PROMPT
Reproduce all entries word for word.

(Chart and figure data)
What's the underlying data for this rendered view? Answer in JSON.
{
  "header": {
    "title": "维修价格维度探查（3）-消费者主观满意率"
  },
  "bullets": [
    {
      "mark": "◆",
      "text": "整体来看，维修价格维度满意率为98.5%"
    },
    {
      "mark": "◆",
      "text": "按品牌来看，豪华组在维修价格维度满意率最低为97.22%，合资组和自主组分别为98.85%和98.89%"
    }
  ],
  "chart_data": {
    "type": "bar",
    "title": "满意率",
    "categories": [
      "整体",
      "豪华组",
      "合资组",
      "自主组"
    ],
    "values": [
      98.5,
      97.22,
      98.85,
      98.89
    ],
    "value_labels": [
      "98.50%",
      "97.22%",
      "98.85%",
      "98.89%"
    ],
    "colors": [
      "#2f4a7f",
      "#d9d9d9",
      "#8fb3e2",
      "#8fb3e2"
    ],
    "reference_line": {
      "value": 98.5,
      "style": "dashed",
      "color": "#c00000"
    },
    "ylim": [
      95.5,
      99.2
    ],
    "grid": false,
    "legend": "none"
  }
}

THE OUTPUT
What's the underlying data for this rendered view? Answer in JSON.
{
  "header": {
    "title": "维修价格维度探查（3）-消费者主观满意率"
  },
  "bullets": [
    {
      "mark": "◆",
      "text": "整体来看，维修价格维度满意率为98.5%"
    },
    {
      "mark": "◆",
      "text": "按品牌来看，豪华组在维修价格维度满意率最低为97.22%，合资组和自主组分别为98.85%和98.89%"
    }
  ],
  "chart_data": {
    "type": "bar",
    "title": "满意率",
    "categories": [
      "整体",
      "豪华组",
      "合资组",
      "自主组"
    ],
    "values": [
      98.5,
      97.22,
      98.85,
      98.89
    ],
    "value_labels": [
      "98.50%",
      "97.22%",
      "98.85%",
      "98.89%"
    ],
    "colors": [
      "#2f4a7f",
      "#d9d9d9",
      "#8fb3e2",
      "#8fb3e2"
    ],
    "reference_line": {
      "value": 98.5,
      "style": "dashed",
      "color": "#c00000"
    },
    "ylim": [
      95.5,
      99.2
    ],
    "grid": false,
    "legend": "none"
  }
}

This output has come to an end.